■ Dataset ■
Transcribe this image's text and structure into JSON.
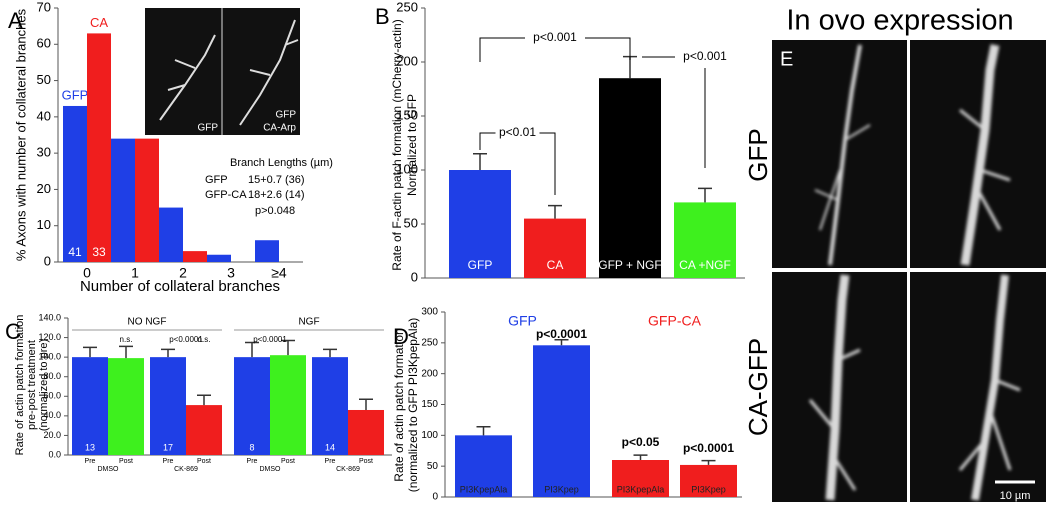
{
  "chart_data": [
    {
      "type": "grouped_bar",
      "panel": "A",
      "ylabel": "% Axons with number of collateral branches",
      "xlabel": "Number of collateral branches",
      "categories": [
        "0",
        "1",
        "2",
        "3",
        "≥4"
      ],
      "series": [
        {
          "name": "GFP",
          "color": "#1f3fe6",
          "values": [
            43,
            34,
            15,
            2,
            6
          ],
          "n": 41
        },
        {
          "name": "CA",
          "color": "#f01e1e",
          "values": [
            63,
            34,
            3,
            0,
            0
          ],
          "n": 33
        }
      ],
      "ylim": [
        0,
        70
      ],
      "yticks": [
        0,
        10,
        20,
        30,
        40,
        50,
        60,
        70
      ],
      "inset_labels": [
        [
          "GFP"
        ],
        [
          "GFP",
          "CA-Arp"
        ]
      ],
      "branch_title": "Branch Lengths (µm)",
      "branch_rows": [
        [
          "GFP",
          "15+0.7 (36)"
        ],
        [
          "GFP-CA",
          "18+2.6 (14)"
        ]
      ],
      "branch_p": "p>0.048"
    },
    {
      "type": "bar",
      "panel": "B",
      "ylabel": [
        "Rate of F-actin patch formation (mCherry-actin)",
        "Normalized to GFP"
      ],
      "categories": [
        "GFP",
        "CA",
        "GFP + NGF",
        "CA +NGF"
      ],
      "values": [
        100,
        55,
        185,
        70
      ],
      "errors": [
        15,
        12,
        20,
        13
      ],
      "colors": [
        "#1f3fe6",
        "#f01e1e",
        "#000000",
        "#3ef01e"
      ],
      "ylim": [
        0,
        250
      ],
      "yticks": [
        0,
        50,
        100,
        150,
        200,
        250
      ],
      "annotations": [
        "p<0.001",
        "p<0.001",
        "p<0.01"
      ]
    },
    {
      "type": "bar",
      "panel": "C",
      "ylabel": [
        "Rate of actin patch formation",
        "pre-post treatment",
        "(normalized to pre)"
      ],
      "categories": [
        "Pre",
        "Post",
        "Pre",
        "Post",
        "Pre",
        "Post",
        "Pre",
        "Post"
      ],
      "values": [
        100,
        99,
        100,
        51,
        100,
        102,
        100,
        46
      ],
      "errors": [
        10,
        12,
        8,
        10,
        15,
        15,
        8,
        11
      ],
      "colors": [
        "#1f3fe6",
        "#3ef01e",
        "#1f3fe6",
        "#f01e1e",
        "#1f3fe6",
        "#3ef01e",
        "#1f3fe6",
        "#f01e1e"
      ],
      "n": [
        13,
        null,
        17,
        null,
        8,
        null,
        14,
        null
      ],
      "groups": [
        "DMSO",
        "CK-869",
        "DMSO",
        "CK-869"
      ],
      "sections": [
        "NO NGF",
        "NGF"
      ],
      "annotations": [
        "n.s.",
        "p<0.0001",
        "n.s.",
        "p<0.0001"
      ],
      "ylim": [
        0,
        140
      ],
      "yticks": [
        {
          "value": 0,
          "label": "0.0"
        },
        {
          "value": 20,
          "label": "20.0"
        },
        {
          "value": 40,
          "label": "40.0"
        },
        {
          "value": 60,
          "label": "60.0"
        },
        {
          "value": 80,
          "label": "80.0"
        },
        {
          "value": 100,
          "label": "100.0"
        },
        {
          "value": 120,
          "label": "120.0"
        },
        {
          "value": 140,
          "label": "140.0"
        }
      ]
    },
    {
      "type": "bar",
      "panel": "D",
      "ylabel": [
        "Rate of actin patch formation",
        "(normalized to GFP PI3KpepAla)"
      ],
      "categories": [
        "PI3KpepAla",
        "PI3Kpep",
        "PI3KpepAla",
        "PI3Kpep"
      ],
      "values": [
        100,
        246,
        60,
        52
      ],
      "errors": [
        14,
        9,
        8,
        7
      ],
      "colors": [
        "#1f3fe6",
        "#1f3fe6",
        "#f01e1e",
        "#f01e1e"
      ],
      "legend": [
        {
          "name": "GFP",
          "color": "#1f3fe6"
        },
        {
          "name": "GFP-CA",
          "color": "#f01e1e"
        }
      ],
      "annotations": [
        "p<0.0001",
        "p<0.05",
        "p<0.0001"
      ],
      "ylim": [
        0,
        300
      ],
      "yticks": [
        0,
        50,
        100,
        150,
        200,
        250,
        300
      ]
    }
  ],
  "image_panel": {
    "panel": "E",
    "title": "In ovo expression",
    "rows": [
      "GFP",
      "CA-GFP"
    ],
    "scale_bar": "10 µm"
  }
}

---

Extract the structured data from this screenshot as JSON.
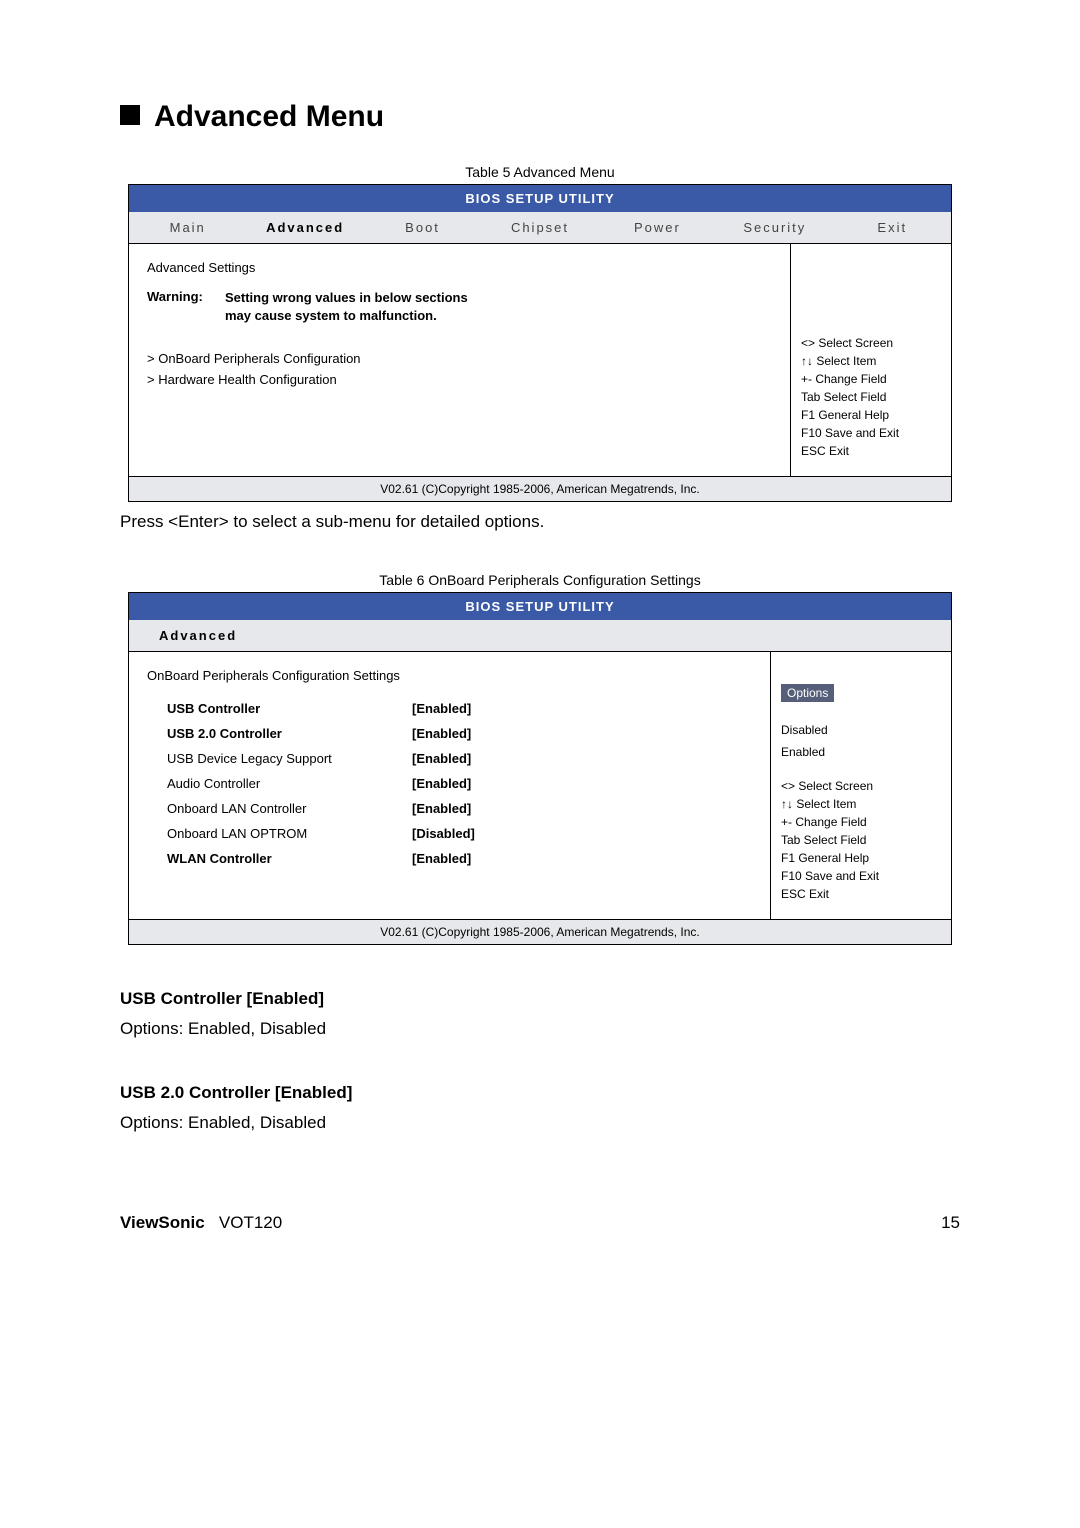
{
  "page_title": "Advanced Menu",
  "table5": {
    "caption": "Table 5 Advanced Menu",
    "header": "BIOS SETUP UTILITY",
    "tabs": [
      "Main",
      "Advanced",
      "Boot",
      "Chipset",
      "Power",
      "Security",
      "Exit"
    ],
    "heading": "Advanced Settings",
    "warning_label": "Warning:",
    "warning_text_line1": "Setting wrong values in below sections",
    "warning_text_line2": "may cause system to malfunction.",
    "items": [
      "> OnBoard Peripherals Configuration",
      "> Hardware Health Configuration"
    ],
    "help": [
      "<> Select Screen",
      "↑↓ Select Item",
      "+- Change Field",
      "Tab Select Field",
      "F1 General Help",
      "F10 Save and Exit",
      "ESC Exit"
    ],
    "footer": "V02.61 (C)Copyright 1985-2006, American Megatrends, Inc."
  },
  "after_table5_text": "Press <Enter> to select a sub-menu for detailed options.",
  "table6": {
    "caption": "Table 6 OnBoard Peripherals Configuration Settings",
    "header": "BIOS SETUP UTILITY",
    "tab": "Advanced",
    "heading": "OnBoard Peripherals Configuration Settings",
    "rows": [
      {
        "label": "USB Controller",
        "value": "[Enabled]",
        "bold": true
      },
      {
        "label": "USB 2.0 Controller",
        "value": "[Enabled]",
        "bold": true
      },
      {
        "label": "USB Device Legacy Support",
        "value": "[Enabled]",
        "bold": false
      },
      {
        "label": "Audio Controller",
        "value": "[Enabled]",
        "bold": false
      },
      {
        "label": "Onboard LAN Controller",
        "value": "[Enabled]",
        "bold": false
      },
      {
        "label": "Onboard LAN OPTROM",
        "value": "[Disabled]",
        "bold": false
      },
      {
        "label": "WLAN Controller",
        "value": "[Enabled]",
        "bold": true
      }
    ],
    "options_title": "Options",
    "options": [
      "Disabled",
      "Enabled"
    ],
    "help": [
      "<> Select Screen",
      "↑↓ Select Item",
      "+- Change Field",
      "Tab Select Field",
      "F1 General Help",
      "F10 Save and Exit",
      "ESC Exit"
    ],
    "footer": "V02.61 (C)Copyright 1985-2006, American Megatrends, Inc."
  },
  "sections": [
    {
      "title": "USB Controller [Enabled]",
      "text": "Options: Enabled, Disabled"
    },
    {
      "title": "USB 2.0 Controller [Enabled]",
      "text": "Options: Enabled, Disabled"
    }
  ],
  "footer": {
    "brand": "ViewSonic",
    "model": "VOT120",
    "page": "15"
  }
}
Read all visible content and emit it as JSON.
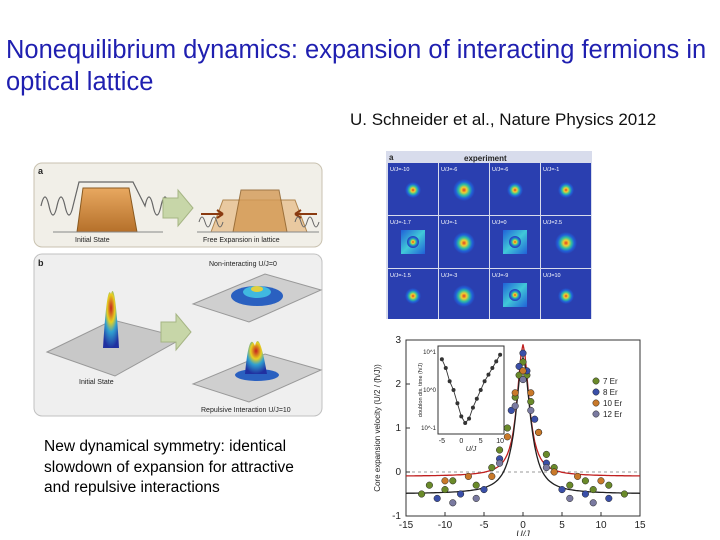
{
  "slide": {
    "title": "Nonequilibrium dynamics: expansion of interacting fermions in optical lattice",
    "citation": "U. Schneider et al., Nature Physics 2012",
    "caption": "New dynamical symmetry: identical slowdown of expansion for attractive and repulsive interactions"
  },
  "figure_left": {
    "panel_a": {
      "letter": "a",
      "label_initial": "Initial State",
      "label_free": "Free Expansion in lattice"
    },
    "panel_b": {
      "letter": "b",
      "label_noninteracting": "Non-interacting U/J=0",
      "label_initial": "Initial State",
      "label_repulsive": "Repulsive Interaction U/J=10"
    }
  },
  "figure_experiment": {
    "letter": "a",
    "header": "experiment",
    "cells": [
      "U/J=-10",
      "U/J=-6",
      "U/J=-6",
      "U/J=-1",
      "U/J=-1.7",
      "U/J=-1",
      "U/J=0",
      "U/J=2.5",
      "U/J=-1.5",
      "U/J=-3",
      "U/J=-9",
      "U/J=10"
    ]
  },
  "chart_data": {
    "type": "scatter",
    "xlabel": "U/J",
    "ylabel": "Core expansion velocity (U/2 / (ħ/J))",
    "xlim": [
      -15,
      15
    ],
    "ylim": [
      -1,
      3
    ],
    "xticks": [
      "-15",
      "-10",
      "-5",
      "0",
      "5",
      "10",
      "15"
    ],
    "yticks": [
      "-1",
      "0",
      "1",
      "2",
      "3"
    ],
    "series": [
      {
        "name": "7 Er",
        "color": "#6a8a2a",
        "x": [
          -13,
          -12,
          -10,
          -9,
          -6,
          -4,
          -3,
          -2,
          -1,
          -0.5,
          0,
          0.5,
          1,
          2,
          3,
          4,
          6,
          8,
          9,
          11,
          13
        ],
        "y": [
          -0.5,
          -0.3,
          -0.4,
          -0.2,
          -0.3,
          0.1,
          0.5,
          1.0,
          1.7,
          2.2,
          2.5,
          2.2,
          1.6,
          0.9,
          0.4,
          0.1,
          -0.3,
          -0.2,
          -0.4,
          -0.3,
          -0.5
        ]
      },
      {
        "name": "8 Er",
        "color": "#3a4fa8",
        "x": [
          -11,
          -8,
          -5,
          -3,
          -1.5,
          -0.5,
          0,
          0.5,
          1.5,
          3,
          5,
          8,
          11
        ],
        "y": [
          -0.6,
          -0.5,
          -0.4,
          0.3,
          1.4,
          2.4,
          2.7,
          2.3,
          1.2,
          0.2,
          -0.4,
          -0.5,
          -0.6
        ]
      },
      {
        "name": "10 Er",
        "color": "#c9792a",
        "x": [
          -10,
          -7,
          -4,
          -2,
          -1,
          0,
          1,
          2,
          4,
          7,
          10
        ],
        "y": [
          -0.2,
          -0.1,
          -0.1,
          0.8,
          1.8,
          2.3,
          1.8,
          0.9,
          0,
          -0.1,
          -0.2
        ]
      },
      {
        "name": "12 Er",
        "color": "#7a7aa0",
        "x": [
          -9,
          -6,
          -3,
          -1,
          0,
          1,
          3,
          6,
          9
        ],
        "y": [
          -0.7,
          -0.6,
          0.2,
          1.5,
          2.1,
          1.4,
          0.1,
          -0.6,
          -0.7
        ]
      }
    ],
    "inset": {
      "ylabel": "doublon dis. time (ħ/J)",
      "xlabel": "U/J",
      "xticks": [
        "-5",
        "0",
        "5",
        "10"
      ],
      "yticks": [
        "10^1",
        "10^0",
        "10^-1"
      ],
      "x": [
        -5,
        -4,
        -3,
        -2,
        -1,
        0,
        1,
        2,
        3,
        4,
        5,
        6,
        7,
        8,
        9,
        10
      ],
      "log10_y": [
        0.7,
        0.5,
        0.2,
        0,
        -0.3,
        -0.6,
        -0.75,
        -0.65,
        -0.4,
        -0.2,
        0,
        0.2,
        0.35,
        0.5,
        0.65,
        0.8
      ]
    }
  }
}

==

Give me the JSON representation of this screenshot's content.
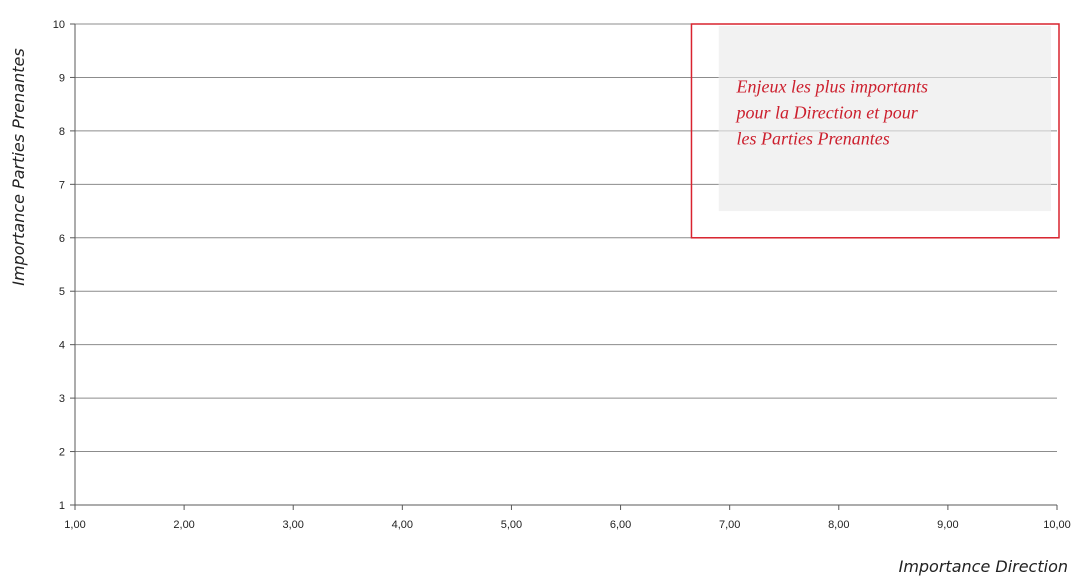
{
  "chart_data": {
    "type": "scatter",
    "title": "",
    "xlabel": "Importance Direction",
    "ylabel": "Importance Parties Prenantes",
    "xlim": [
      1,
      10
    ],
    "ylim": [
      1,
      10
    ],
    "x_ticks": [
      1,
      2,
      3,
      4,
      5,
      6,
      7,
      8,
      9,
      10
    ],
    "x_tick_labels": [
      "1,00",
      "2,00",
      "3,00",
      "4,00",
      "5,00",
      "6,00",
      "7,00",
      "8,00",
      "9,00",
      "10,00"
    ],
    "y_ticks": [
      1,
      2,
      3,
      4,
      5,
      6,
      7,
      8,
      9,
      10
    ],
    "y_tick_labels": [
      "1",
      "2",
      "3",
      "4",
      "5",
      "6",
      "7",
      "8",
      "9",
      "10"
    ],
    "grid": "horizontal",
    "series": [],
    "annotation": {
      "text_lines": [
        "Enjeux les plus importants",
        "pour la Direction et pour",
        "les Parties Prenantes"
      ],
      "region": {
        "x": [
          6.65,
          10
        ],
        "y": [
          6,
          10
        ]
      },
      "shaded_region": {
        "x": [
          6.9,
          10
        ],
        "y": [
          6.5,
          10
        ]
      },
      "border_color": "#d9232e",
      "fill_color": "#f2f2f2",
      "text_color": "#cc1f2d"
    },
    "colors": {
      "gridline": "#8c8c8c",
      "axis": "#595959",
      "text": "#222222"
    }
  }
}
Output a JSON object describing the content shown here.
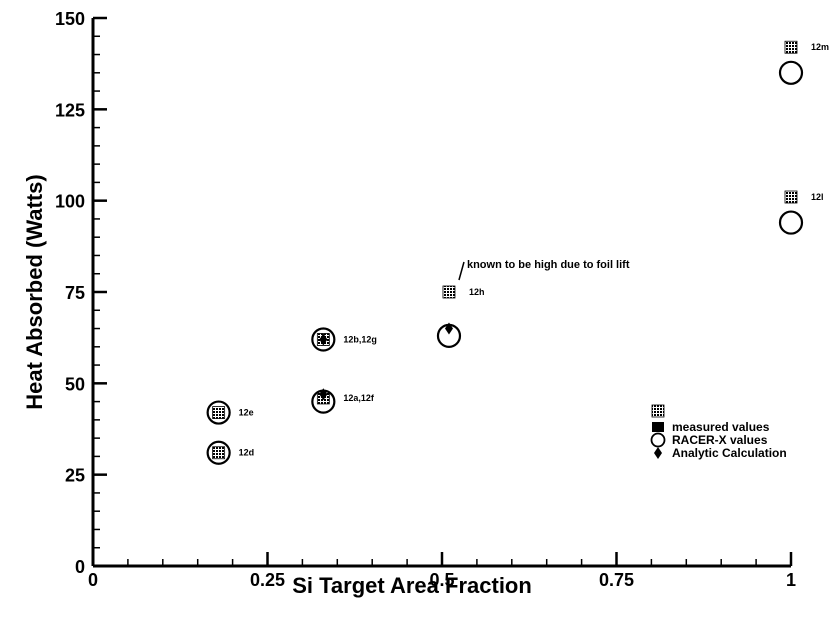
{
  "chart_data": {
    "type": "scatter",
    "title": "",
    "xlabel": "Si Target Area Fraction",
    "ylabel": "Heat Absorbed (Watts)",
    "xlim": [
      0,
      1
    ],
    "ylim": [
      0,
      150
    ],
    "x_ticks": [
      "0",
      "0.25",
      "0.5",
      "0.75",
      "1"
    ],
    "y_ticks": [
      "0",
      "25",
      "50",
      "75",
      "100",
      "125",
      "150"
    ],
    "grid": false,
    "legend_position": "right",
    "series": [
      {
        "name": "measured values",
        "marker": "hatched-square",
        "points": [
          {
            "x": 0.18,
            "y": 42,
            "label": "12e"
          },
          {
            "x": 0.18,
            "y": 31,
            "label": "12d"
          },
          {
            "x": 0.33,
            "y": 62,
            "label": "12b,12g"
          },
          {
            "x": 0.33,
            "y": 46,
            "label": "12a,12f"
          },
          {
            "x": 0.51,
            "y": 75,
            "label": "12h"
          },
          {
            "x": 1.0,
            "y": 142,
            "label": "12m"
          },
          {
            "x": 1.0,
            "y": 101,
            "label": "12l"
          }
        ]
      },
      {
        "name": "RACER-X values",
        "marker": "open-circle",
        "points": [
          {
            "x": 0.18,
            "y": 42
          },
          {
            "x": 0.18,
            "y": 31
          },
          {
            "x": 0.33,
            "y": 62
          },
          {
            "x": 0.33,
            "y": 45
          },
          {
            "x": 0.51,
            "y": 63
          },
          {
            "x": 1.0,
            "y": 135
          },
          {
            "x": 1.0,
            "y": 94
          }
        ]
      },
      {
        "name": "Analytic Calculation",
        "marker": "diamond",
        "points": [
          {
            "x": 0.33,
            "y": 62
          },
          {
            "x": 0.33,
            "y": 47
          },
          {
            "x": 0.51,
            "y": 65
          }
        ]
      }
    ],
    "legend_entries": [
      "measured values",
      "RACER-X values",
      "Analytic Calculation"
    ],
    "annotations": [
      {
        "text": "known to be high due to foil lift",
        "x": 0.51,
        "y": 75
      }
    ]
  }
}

■ Exercise ■
Copy every line of the records above that contains "Importance".

■ Complete response ■
    "xlabel": "Importance Direction",
    "ylabel": "Importance Parties Prenantes",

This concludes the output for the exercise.